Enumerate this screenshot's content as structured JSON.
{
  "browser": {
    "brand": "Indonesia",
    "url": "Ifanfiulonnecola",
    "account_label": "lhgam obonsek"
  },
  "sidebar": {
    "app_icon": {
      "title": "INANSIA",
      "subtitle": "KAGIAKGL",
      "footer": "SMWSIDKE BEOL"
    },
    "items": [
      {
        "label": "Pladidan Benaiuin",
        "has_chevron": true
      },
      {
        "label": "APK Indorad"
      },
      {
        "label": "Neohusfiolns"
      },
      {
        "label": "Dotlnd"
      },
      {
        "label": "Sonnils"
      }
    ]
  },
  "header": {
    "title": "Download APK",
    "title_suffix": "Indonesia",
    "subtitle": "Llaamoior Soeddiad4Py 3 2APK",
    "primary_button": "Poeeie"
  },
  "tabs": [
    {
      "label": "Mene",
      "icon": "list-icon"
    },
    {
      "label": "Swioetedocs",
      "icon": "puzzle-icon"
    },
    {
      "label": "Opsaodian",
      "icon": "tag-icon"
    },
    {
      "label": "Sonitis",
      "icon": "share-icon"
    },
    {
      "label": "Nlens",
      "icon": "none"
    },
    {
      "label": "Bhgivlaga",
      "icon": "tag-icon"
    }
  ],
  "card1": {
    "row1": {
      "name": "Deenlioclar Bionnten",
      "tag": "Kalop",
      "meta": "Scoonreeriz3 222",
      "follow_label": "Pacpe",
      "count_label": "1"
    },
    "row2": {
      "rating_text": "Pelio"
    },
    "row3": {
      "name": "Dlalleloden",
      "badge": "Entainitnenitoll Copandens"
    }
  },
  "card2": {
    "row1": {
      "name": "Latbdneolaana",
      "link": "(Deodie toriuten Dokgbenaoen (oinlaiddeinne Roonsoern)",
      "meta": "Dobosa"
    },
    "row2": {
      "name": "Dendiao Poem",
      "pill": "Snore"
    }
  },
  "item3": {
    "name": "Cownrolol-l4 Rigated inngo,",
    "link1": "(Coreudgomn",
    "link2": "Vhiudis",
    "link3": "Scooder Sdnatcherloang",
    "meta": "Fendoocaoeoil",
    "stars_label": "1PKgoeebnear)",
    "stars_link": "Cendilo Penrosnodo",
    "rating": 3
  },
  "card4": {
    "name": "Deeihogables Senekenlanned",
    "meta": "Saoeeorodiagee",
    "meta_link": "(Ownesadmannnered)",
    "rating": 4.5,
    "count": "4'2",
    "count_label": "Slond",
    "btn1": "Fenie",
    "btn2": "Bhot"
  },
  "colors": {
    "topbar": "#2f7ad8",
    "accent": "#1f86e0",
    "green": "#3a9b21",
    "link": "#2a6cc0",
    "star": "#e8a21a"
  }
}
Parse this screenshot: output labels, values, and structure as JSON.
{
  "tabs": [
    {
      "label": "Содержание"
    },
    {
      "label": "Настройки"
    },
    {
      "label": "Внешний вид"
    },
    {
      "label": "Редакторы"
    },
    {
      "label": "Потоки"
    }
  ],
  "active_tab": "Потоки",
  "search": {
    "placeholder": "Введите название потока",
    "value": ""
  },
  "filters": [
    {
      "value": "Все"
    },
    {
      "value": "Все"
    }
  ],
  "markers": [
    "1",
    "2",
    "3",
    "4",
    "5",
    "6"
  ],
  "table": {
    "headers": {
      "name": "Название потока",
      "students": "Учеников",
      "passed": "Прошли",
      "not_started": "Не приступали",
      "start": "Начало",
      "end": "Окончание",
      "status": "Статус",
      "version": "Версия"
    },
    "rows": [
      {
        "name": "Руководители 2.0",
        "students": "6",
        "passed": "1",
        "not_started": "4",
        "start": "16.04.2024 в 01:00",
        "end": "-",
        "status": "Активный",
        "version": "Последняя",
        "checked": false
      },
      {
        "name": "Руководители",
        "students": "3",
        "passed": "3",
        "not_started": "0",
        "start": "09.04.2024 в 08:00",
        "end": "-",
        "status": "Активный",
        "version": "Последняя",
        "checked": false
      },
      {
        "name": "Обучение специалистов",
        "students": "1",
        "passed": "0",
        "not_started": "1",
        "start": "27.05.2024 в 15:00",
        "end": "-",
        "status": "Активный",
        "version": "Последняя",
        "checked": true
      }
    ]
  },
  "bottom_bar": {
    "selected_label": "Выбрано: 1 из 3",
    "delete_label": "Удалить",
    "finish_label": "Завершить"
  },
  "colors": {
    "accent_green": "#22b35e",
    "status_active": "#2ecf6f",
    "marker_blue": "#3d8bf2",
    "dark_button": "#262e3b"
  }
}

· · · · · · ·

* WORK TO BE COMPLETED: Search the records above for "this". Copy each line where it is found.

* REPLY:
Enumerate this screenshot's content as structured JSON.
Parse this screenshot: output labels, values, and structure as JSON.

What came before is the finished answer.